Find the word "intensité" in the records below. List each line containing it.
#### MATERIAL
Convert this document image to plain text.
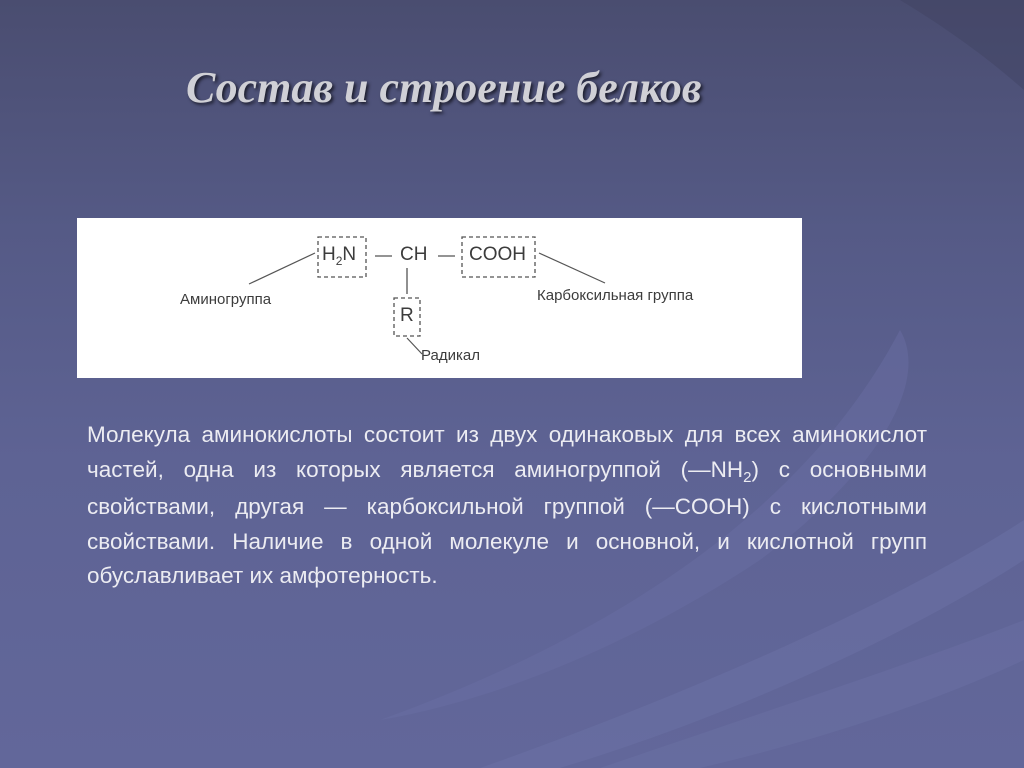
Состав и строение белков
$H_2N$ CH COOH
R
Аминогруппа	Карбоксильная группа
Радикал

Молекула аминокислоты состоит из двух одинаковых для всех аминокислот частей, одна из которых является аминогруппой $(—NH_2)$ с основными свойствами, другая — карбоксильной группой (—COOH) с кислотными свойствами. Наличие в одной молекуле и основной, и кислотной групп обуславливает их амфотерность.
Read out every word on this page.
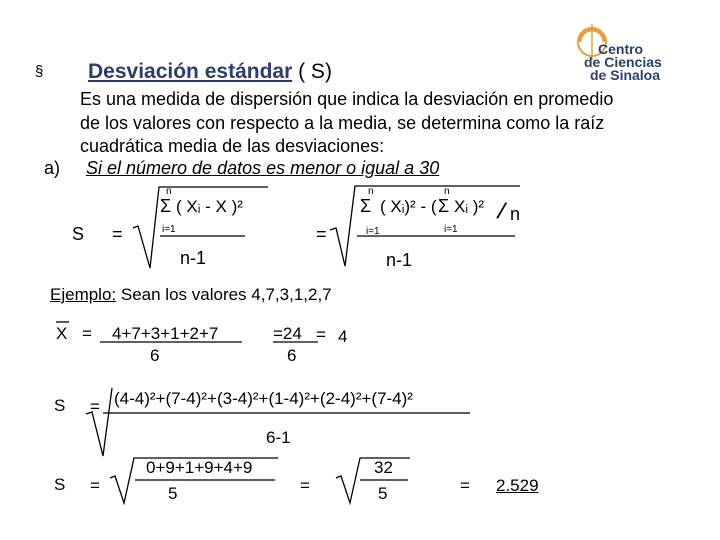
§ Desviación estándar ( S)
Centro
de Ciencias
de Sinaloa
Es una medida de dispersión que indica la desviación en promedio
de los valores con respecto a la media, se determina como la raíz
cuadrática media de las desviaciones:
a) Si el número de datos es menor o igual a 30
S =
n
Σ
i=1
( Xᵢ - X )²
n-1
=
n
Σ
i=1
( Xᵢ)² - (
n
Σ
i=1
Xᵢ )² / n
n-1
Ejemplo: Sean los valores 4,7,3,1,2,7
X = 4+7+3+1+2+7
6
=24
6
= 4
S = (4-4)²+(7-4)²+(3-4)²+(1-4)²+(2-4)²+(7-4)²
6-1
S =
0+9+1+9+4+9
5	=
32
5	= 2.529
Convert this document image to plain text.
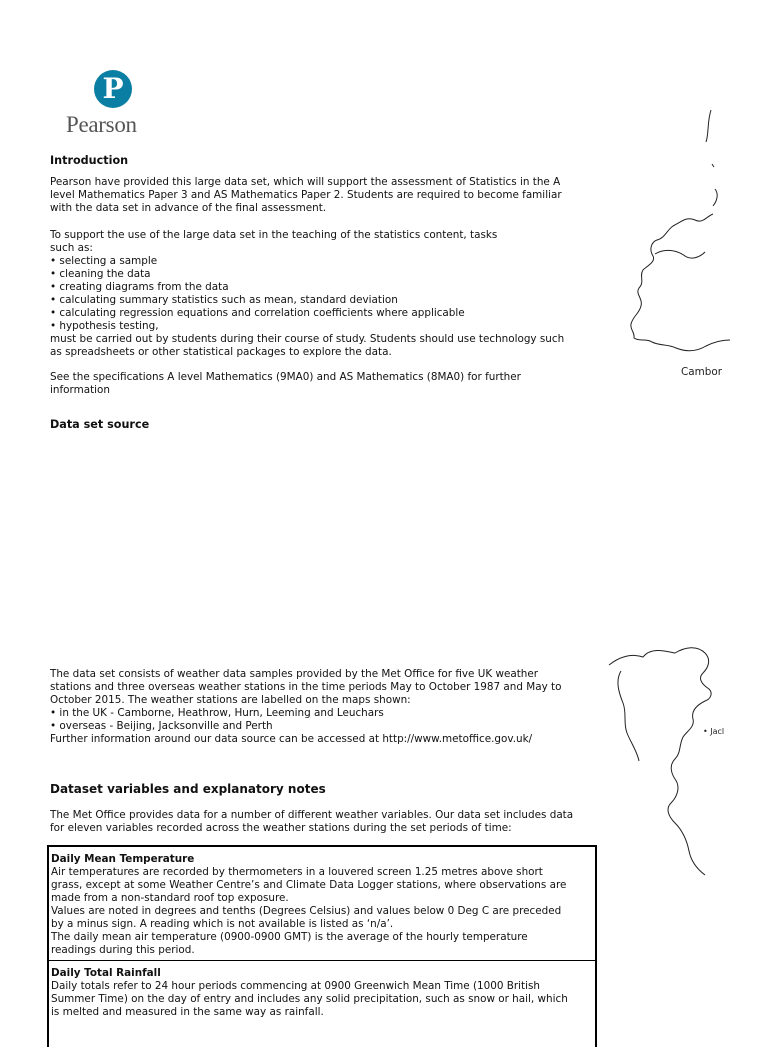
P
Pearson
Introduction
Pearson have provided this large data set, which will support the assessment of Statistics in the A
level Mathematics Paper 3 and AS Mathematics Paper 2. Students are required to become familiar
with the data set in advance of the final assessment.
To support the use of the large data set in the teaching of the statistics content, tasks
such as:
• selecting a sample
• cleaning the data
• creating diagrams from the data
• calculating summary statistics such as mean, standard deviation
• calculating regression equations and correlation coefficients where applicable
• hypothesis testing,
must be carried out by students during their course of study. Students should use technology such
as spreadsheets or other statistical packages to explore the data.
See the specifications A level Mathematics (9MA0) and AS Mathematics (8MA0) for further
information
Data set source
The data set consists of weather data samples provided by the Met Office for five UK weather
stations and three overseas weather stations in the time periods May to October 1987 and May to
October 2015. The weather stations are labelled on the maps shown:
• in the UK - Camborne, Heathrow, Hurn, Leeming and Leuchars
• overseas - Beijing, Jacksonville and Perth
Further information around our data source can be accessed at http://www.metoffice.gov.uk/
Dataset variables and explanatory notes
The Met Office provides data for a number of different weather variables. Our data set includes data
for eleven variables recorded across the weather stations during the set periods of time:
Daily Mean Temperature
Air temperatures are recorded by thermometers in a louvered screen 1.25 metres above short
grass, except at some Weather Centre’s and Climate Data Logger stations, where observations are
made from a non-standard roof top exposure.
Values are noted in degrees and tenths (Degrees Celsius) and values below 0 Deg C are preceded
by a minus sign. A reading which is not available is listed as ‘n/a’.
The daily mean air temperature (0900-0900 GMT) is the average of the hourly temperature
readings during this period.
Daily Total Rainfall
Daily totals refer to 24 hour periods commencing at 0900 Greenwich Mean Time (1000 British
Summer Time) on the day of entry and includes any solid precipitation, such as snow or hail, which
is melted and measured in the same way as rainfall.
Cambor
• Jacl
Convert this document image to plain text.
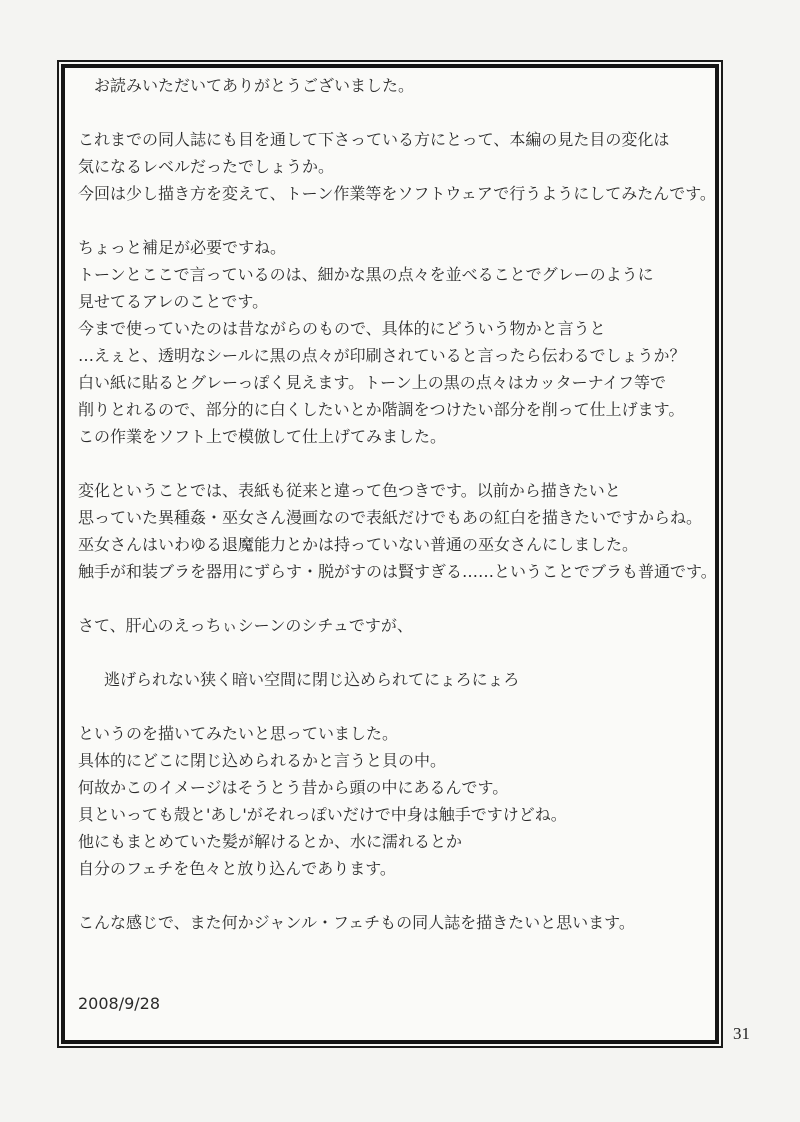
お読みいただいてありがとうございました。

これまでの同人誌にも目を通して下さっている方にとって、本編の見た目の変化は
気になるレベルだったでしょうか。
今回は少し描き方を変えて、トーン作業等をソフトウェアで行うようにしてみたんです。

ちょっと補足が必要ですね。
トーンとここで言っているのは、細かな黒の点々を並べることでグレーのように
見せてるアレのことです。
今まで使っていたのは昔ながらのもので、具体的にどういう物かと言うと
…えぇと、透明なシールに黒の点々が印刷されていると言ったら伝わるでしょうか？
白い紙に貼るとグレーっぽく見えます。トーン上の黒の点々はカッターナイフ等で
削りとれるので、部分的に白くしたいとか階調をつけたい部分を削って仕上げます。
この作業をソフト上で模倣して仕上げてみました。

変化ということでは、表紙も従来と違って色つきです。以前から描きたいと
思っていた異種姦・巫女さん漫画なので表紙だけでもあの紅白を描きたいですからね。
巫女さんはいわゆる退魔能力とかは持っていない普通の巫女さんにしました。
触手が和装ブラを器用にずらす・脱がすのは賢すぎる……ということでブラも普通です。

さて、肝心のえっちぃシーンのシチュですが、

逃げられない狭く暗い空間に閉じ込められてにょろにょろ

というのを描いてみたいと思っていました。
具体的にどこに閉じ込められるかと言うと貝の中。
何故かこのイメージはそうとう昔から頭の中にあるんです。
貝といっても殻と'あし'がそれっぽいだけで中身は触手ですけどね。
他にもまとめていた髪が解けるとか、水に濡れるとか
自分のフェチを色々と放り込んであります。

こんな感じで、また何かジャンル・フェチもの同人誌を描きたいと思います。

2008/9/28

31
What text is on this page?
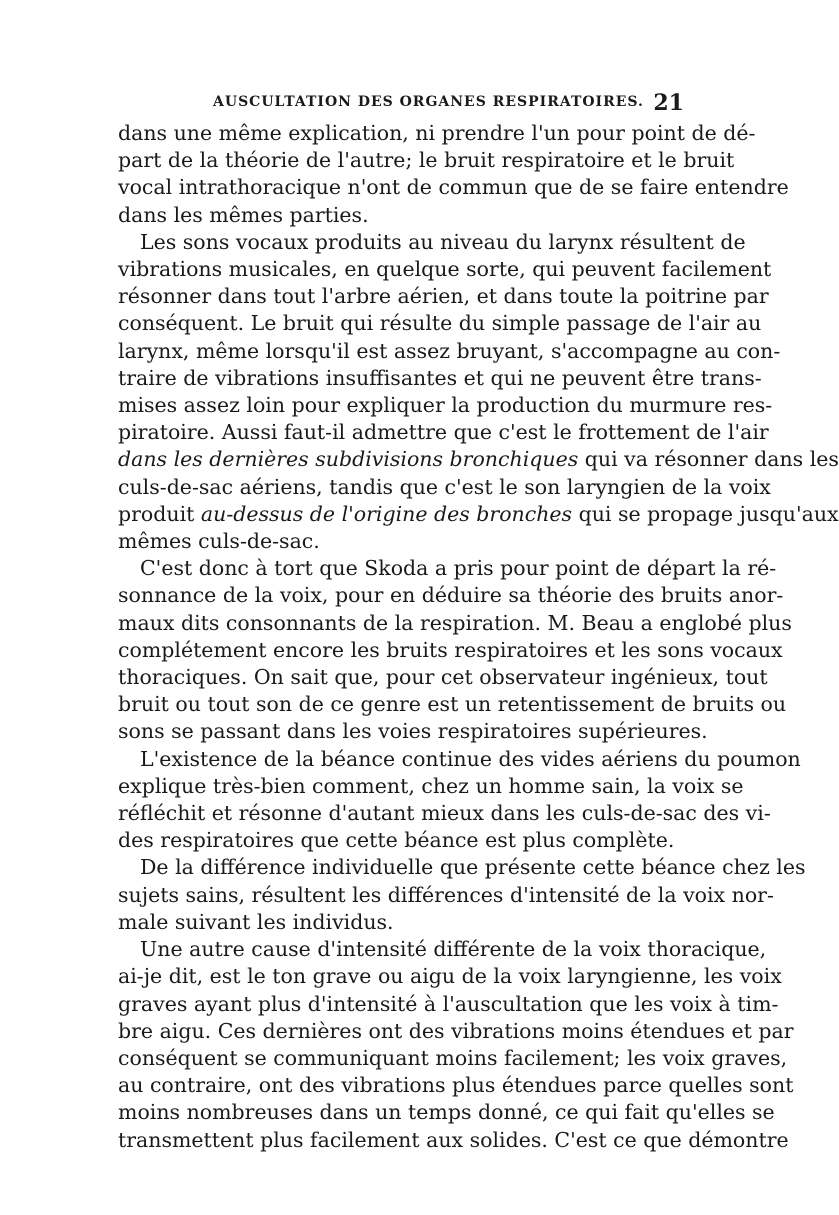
AUSCULTATION DES ORGANES RESPIRATOIRES. 21
dans une même explication, ni prendre l'un pour point de dé-
part de la théorie de l'autre; le bruit respiratoire et le bruit
vocal intrathoracique n'ont de commun que de se faire entendre
dans les mêmes parties.
Les sons vocaux produits au niveau du larynx résultent de
vibrations musicales, en quelque sorte, qui peuvent facilement
résonner dans tout l'arbre aérien, et dans toute la poitrine par
conséquent. Le bruit qui résulte du simple passage de l'air au
larynx, même lorsqu'il est assez bruyant, s'accompagne au con-
traire de vibrations insuffisantes et qui ne peuvent être trans-
mises assez loin pour expliquer la production du murmure res-
piratoire. Aussi faut-il admettre que c'est le frottement de l'air
dans les dernières subdivisions bronchiques qui va résonner dans les
culs-de-sac aériens, tandis que c'est le son laryngien de la voix
produit au-dessus de l'origine des bronches qui se propage jusqu'aux
mêmes culs-de-sac.
C'est donc à tort que Skoda a pris pour point de départ la ré-
sonnance de la voix, pour en déduire sa théorie des bruits anor-
maux dits consonnants de la respiration. M. Beau a englobé plus
complétement encore les bruits respiratoires et les sons vocaux
thoraciques. On sait que, pour cet observateur ingénieux, tout
bruit ou tout son de ce genre est un retentissement de bruits ou
sons se passant dans les voies respiratoires supérieures.
L'existence de la béance continue des vides aériens du poumon
explique très-bien comment, chez un homme sain, la voix se
réfléchit et résonne d'autant mieux dans les culs-de-sac des vi-
des respiratoires que cette béance est plus complète.
De la différence individuelle que présente cette béance chez les
sujets sains, résultent les différences d'intensité de la voix nor-
male suivant les individus.
Une autre cause d'intensité différente de la voix thoracique,
ai-je dit, est le ton grave ou aigu de la voix laryngienne, les voix
graves ayant plus d'intensité à l'auscultation que les voix à tim-
bre aigu. Ces dernières ont des vibrations moins étendues et par
conséquent se communiquant moins facilement; les voix graves,
au contraire, ont des vibrations plus étendues parce quelles sont
moins nombreuses dans un temps donné, ce qui fait qu'elles se
transmettent plus facilement aux solides. C'est ce que démontre
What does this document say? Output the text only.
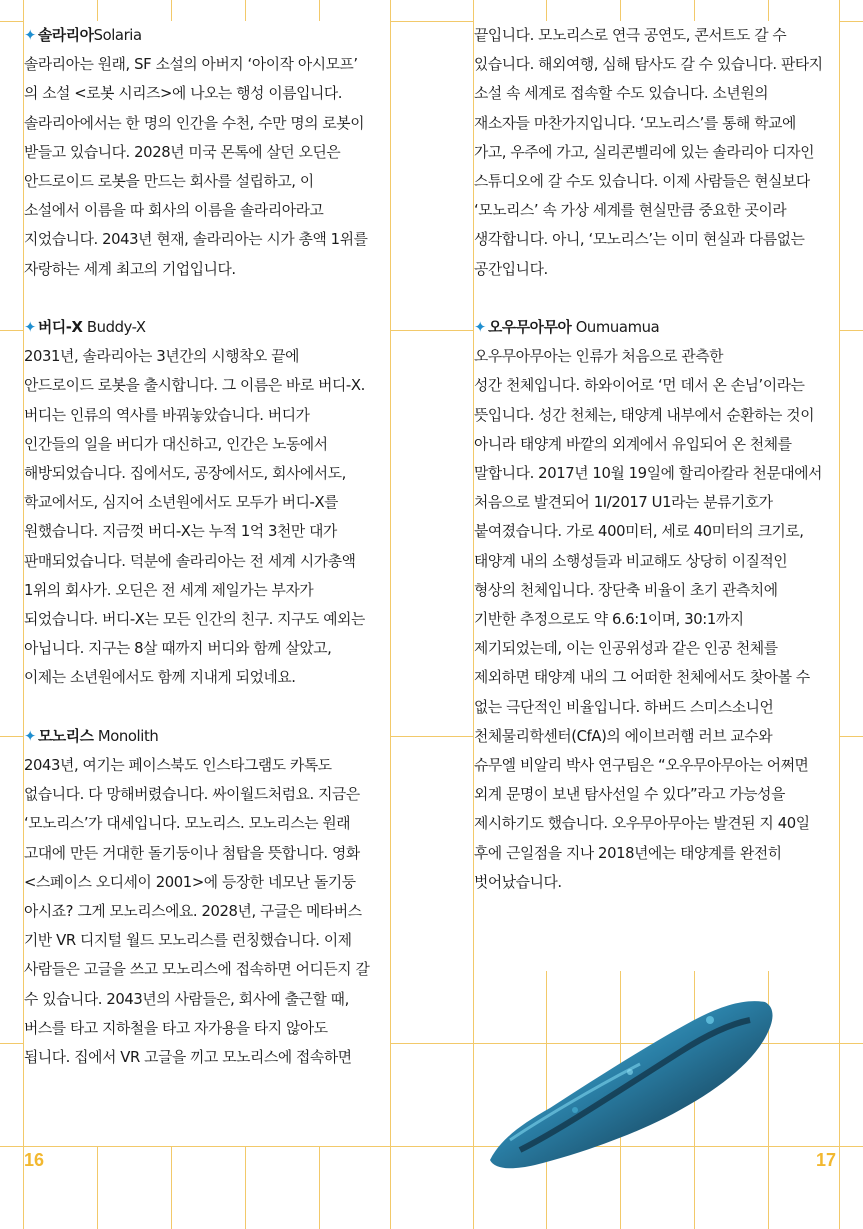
✦ 솔라리아Solaria
솔라리아는 원래, SF 소설의 아버지 ‘아이작 아시모프’
의 소설 <로봇 시리즈>에 나오는 행성 이름입니다.
솔라리아에서는 한 명의 인간을 수천, 수만 명의 로봇이
받들고 있습니다. 2028년 미국 몬톡에 살던 오딘은
안드로이드 로봇을 만드는 회사를 설립하고, 이
소설에서 이름을 따 회사의 이름을 솔라리아라고
지었습니다. 2043년 현재, 솔라리아는 시가 총액 1위를
자랑하는 세계 최고의 기업입니다.
✦ 버디-X Buddy-X
2031년, 솔라리아는 3년간의 시행착오 끝에
안드로이드 로봇을 출시합니다. 그 이름은 바로 버디-X.
버디는 인류의 역사를 바꿔놓았습니다. 버디가
인간들의 일을 버디가 대신하고, 인간은 노동에서
해방되었습니다. 집에서도, 공장에서도, 회사에서도,
학교에서도, 심지어 소년원에서도 모두가 버디-X를
원했습니다. 지금껏 버디-X는 누적 1억 3천만 대가
판매되었습니다. 덕분에 솔라리아는 전 세계 시가총액
1위의 회사가. 오딘은 전 세계 제일가는 부자가
되었습니다. 버디-X는 모든 인간의 친구. 지구도 예외는
아닙니다. 지구는 8살 때까지 버디와 함께 살았고,
이제는 소년원에서도 함께 지내게 되었네요.
✦ 모노리스 Monolith
2043년, 여기는 페이스북도 인스타그램도 카톡도
없습니다. 다 망해버렸습니다. 싸이월드처럼요. 지금은
‘모노리스’가 대세입니다. 모노리스. 모노리스는 원래
고대에 만든 거대한 돌기둥이나 첨탑을 뜻합니다. 영화
<스페이스 오디세이 2001>에 등장한 네모난 돌기둥
아시죠? 그게 모노리스에요. 2028년, 구글은 메타버스
기반 VR 디지털 월드 모노리스를 런칭했습니다. 이제
사람들은 고글을 쓰고 모노리스에 접속하면 어디든지 갈
수 있습니다. 2043년의 사람들은, 회사에 출근할 때,
버스를 타고 지하철을 타고 자가용을 타지 않아도
됩니다. 집에서 VR 고글을 끼고 모노리스에 접속하면
끝입니다. 모노리스로 연극 공연도, 콘서트도 갈 수
있습니다. 해외여행, 심해 탐사도 갈 수 있습니다. 판타지
소설 속 세계로 접속할 수도 있습니다. 소년원의
재소자들 마찬가지입니다. ‘모노리스’를 통해 학교에
가고, 우주에 가고, 실리콘벨리에 있는 솔라리아 디자인
스튜디오에 갈 수도 있습니다. 이제 사람들은 현실보다
‘모노리스’ 속 가상 세계를 현실만큼 중요한 곳이라
생각합니다. 아니, ‘모노리스’는 이미 현실과 다름없는
공간입니다.
✦ 오우무아무아 Oumuamua
오우무아무아는 인류가 처음으로 관측한
성간 천체입니다. 하와이어로 ‘먼 데서 온 손님’이라는
뜻입니다. 성간 천체는, 태양계 내부에서 순환하는 것이
아니라 태양계 바깥의 외계에서 유입되어 온 천체를
말합니다. 2017년 10월 19일에 할리아칼라 천문대에서
처음으로 발견되어 1I/2017 U1라는 분류기호가
붙여졌습니다. 가로 400미터, 세로 40미터의 크기로,
태양계 내의 소행성들과 비교해도 상당히 이질적인
형상의 천체입니다. 장단축 비율이 초기 관측치에
기반한 추정으로도 약 6.6:1이며, 30:1까지
제기되었는데, 이는 인공위성과 같은 인공 천체를
제외하면 태양계 내의 그 어떠한 천체에서도 찾아볼 수
없는 극단적인 비율입니다. 하버드 스미스소니언
천체물리학센터(CfA)의 에이브러햄 러브 교수와
슈무엘 비알리 박사 연구팀은 “오우무아무아는 어쩌면
외계 문명이 보낸 탐사선일 수 있다”라고 가능성을
제시하기도 했습니다. 오우무아무아는 발견된 지 40일
후에 근일점을 지나 2018년에는 태양계를 완전히
벗어났습니다.
16	17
########
* _RESPONSE TO THE EXERCISE_:
sujets sains, résultent les différences d'intensité de la voix nor-
Une autre cause d'intensité différente de la voix thoracique,
graves ayant plus d'intensité à l'auscultation que les voix à tim-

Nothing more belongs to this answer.